Retype every entry in its entirety, without alteration.

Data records
↓↓↓

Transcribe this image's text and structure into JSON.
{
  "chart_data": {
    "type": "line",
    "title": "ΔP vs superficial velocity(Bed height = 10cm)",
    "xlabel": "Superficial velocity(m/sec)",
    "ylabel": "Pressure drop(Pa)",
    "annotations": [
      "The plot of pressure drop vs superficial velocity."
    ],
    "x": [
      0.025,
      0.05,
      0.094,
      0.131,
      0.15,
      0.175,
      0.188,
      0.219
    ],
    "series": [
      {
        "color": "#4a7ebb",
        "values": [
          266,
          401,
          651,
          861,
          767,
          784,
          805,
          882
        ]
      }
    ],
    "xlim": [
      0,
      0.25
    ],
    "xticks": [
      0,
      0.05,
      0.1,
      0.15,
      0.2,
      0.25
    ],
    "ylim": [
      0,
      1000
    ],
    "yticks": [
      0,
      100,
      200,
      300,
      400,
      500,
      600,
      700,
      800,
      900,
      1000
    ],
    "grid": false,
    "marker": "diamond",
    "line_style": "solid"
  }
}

↑↑↑

• _FULL SOLUTION_:
Transcribe this image's text and structure into JSON.
{
  "chart_data": {
    "type": "line",
    "title": "ΔP vs superficial velocity(Bed height = 10cm)",
    "xlabel": "Superficial velocity(m/sec)",
    "ylabel": "Pressure drop(Pa)",
    "annotations": [
      "The plot of pressure drop vs superficial velocity."
    ],
    "x": [
      0.025,
      0.05,
      0.094,
      0.131,
      0.15,
      0.175,
      0.188,
      0.219
    ],
    "series": [
      {
        "color": "#4a7ebb",
        "values": [
          266,
          401,
          651,
          861,
          767,
          784,
          805,
          882
        ]
      }
    ],
    "xlim": [
      0,
      0.25
    ],
    "xticks": [
      0,
      0.05,
      0.1,
      0.15,
      0.2,
      0.25
    ],
    "ylim": [
      0,
      1000
    ],
    "yticks": [
      0,
      100,
      200,
      300,
      400,
      500,
      600,
      700,
      800,
      900,
      1000
    ],
    "grid": false,
    "marker": "diamond",
    "line_style": "solid"
  }
}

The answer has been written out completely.